##### Records shown

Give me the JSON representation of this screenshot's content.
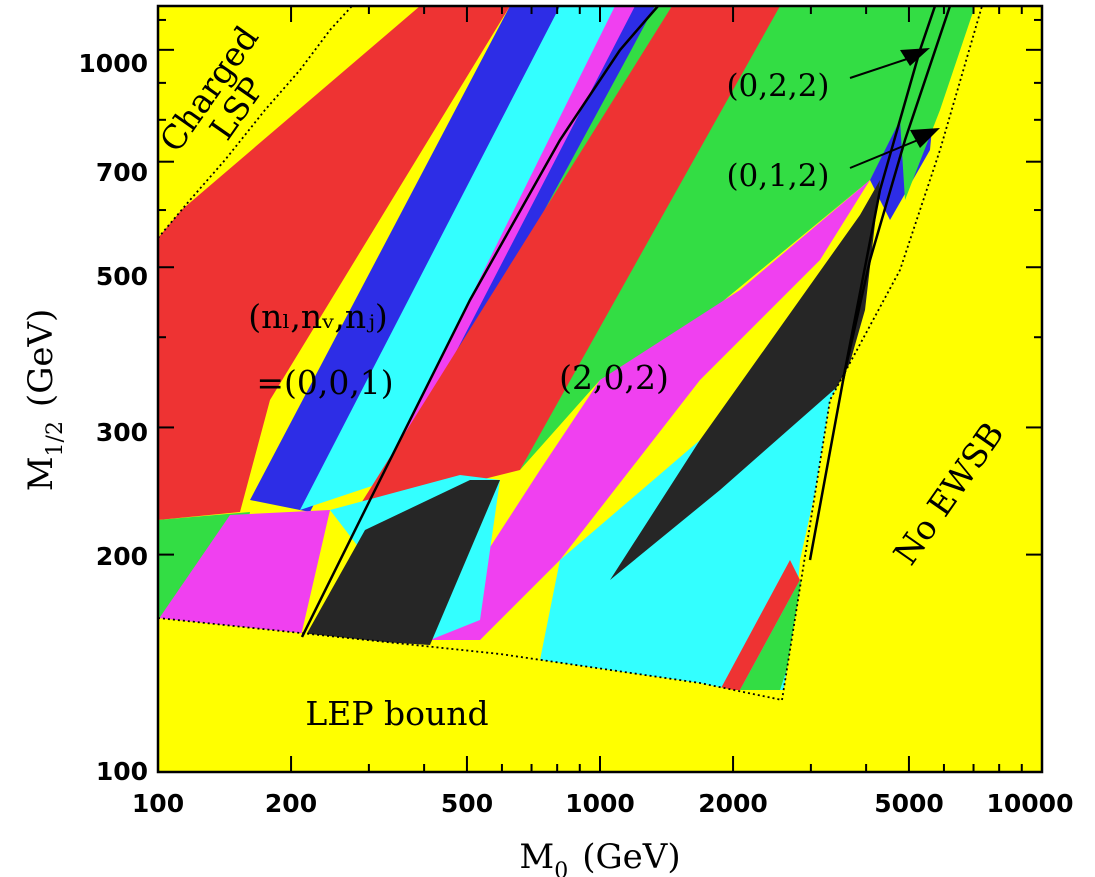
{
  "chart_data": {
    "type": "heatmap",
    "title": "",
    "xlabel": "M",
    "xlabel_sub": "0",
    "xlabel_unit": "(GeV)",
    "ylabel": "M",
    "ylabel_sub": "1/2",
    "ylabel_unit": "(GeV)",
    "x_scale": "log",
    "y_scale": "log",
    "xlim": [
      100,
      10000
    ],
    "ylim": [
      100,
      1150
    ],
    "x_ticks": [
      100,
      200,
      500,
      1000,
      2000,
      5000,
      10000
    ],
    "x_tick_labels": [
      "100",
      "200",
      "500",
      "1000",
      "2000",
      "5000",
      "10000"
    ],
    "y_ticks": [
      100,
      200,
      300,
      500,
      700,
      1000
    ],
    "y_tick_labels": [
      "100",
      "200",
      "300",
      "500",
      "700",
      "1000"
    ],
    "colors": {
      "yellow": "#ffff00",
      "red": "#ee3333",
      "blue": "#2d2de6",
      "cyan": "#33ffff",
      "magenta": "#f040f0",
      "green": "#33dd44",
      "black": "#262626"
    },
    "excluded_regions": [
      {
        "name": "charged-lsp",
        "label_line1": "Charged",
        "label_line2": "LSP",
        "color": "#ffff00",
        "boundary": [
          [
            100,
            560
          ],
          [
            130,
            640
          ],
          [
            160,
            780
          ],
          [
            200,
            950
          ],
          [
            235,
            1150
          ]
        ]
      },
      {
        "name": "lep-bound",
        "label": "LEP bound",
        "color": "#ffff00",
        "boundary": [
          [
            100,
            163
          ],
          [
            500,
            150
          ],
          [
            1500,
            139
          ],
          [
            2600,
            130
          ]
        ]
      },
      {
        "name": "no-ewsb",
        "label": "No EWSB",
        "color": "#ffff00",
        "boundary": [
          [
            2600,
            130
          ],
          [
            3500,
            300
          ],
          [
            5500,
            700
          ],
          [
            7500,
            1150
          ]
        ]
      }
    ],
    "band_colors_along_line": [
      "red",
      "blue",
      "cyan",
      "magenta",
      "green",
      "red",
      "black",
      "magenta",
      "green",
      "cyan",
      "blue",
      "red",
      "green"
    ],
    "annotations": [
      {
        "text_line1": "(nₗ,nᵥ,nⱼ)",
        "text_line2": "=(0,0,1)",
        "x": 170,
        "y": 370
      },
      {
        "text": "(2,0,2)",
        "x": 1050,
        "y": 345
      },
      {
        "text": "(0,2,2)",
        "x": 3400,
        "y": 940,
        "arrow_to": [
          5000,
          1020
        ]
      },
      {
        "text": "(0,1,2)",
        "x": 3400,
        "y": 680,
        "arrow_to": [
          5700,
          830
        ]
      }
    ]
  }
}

##########

Written instruction: Reproduce the whole listing word for word, setting aside any pictures.

Exercise response:
Give me the JSON representation of this screenshot's content.
{
  "chart_data": {
    "type": "heatmap",
    "title": "",
    "xlabel": "M",
    "xlabel_sub": "0",
    "xlabel_unit": "(GeV)",
    "ylabel": "M",
    "ylabel_sub": "1/2",
    "ylabel_unit": "(GeV)",
    "x_scale": "log",
    "y_scale": "log",
    "xlim": [
      100,
      10000
    ],
    "ylim": [
      100,
      1150
    ],
    "x_ticks": [
      100,
      200,
      500,
      1000,
      2000,
      5000,
      10000
    ],
    "x_tick_labels": [
      "100",
      "200",
      "500",
      "1000",
      "2000",
      "5000",
      "10000"
    ],
    "y_ticks": [
      100,
      200,
      300,
      500,
      700,
      1000
    ],
    "y_tick_labels": [
      "100",
      "200",
      "300",
      "500",
      "700",
      "1000"
    ],
    "colors": {
      "yellow": "#ffff00",
      "red": "#ee3333",
      "blue": "#2d2de6",
      "cyan": "#33ffff",
      "magenta": "#f040f0",
      "green": "#33dd44",
      "black": "#262626"
    },
    "excluded_regions": [
      {
        "name": "charged-lsp",
        "label_line1": "Charged",
        "label_line2": "LSP",
        "color": "#ffff00",
        "boundary": [
          [
            100,
            560
          ],
          [
            130,
            640
          ],
          [
            160,
            780
          ],
          [
            200,
            950
          ],
          [
            235,
            1150
          ]
        ]
      },
      {
        "name": "lep-bound",
        "label": "LEP bound",
        "color": "#ffff00",
        "boundary": [
          [
            100,
            163
          ],
          [
            500,
            150
          ],
          [
            1500,
            139
          ],
          [
            2600,
            130
          ]
        ]
      },
      {
        "name": "no-ewsb",
        "label": "No EWSB",
        "color": "#ffff00",
        "boundary": [
          [
            2600,
            130
          ],
          [
            3500,
            300
          ],
          [
            5500,
            700
          ],
          [
            7500,
            1150
          ]
        ]
      }
    ],
    "band_colors_along_line": [
      "red",
      "blue",
      "cyan",
      "magenta",
      "green",
      "red",
      "black",
      "magenta",
      "green",
      "cyan",
      "blue",
      "red",
      "green"
    ],
    "annotations": [
      {
        "text_line1": "(nₗ,nᵥ,nⱼ)",
        "text_line2": "=(0,0,1)",
        "x": 170,
        "y": 370
      },
      {
        "text": "(2,0,2)",
        "x": 1050,
        "y": 345
      },
      {
        "text": "(0,2,2)",
        "x": 3400,
        "y": 940,
        "arrow_to": [
          5000,
          1020
        ]
      },
      {
        "text": "(0,1,2)",
        "x": 3400,
        "y": 680,
        "arrow_to": [
          5700,
          830
        ]
      }
    ]
  }
}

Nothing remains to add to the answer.